Emmerson Mnangagwa investi président d’un « nouveau » Zimbabwe

Le président du Zimbabwe Emmerson Mnangagwa a prêté serment dimanche en appelant ses compatriotes à tourner la page des élections, jugées frauduleuses par l'opposition, et à se mettre au travail pour redresser tous ensemble son économie en ruines. En signe d'apaisement, le nouveau maître du pays a profité de son discours d'investiture pour annoncer une enquête sur la répression meurtrière, à ses yeux "inacceptable", de la manifestation post-électorale du 1er août, qui a fait 6 morts. "Voici le nouveau Zimbabwe, l'aube d'une 2e république du Zimbabwe", a lancé M. Mnangagwa devant plusieurs milliers de ses partisans enthousiastes et une brochette de chefs d'Etat africains réunis dans un stade de la capitale Harare. Emmerson Mnangagwa, 75 ans, a pris la tête du Zimbabwe en novembre dernier après la démission de Robert Mugabe, lâché par l'armée et son parti au pouvoir, la Zanu-PF, au terme d'un règne autoritaire de trente-sept ans. Candidat de la Zanu-PF, l'ancien vice-président a été proclamé vainqueur de l'élection présidentielle du 30 juillet, crédité de 50,8% des suffrages contre 44,3% à son rival du Mouvement pour un changement démocratique (MDC), Nelson Chamisa. Arguant de nombreuses fraudes, le MDC a contesté ces résultats devant la Cour constitutionnelle. Mais la plus haute instance judiciaire du pays a validé finalement le scrutin vendredi, estimant que l'opposition n'avait pas fait la preuve de ces irrégularités. "Nous sommes tous zimbabwéens, ce qui nous unit est plus fort que ce qui pourra jamais nous séparer", a-t-il lancé, "maintenant que les élections sont derrière nous, nous devons maintenant nous concentrer sur les défis économiques de notre nation". Sorti exsangue de l'ère Mugabe, le Zimbabwe connaît une crise économique et financière catastrophique, avec un taux de chômage estimé à plus de 90% de la population. "Nous allons lancer des mesures pour attirer les investissements nationaux et étrangers (...), la créations d'emplois sera au coeur de nos efforts", a-t-il lancé devant la foule. "Mnangagwa est l'homme qu'il nous faut pour mener le Zimbabwe à la prospérité", s'est réjoui un de ses partisans, Blessing Muvirimi, assis au milieu des banderoles "célébrons un nouveau Zimbabwe" ou "tolérance zéro pour la corruption" déployées dans le stade.

- **DONNÉES FOURNIES**
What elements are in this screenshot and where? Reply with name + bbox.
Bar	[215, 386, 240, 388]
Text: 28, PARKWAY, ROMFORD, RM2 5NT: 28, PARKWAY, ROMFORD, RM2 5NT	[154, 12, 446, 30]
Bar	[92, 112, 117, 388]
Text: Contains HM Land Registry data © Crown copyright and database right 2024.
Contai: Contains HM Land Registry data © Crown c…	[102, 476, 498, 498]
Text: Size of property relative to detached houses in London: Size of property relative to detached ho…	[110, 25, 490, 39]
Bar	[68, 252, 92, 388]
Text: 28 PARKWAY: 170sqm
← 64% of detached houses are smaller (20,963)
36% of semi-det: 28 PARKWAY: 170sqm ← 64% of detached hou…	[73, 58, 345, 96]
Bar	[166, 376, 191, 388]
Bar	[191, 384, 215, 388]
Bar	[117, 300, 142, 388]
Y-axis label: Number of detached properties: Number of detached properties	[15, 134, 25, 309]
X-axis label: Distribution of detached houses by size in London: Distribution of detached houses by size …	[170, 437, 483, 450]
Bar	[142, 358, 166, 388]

- **TRAVAIL DEMANDÉ**
Répondez aux questions suivantes à partir du texte sur l'investiture d'Emmerson Mnangagwa.
(a) Quel âge a Emmerson Mnangagwa ?
(b) Quel pourcentage des suffrages a été attribué à Nelson Chamisa lors de l'élection présidentielle du 30 juillet ?
(c) À combien est estimé le taux de chômage au Zimbabwe ?

- **CORRIGÉ**
(a) Il a 75 ans.
(b) Nelson Chamisa a été crédité de 44,3 % des suffrages.
(c) Le taux de chômage est estimé à plus de 90 % de la population.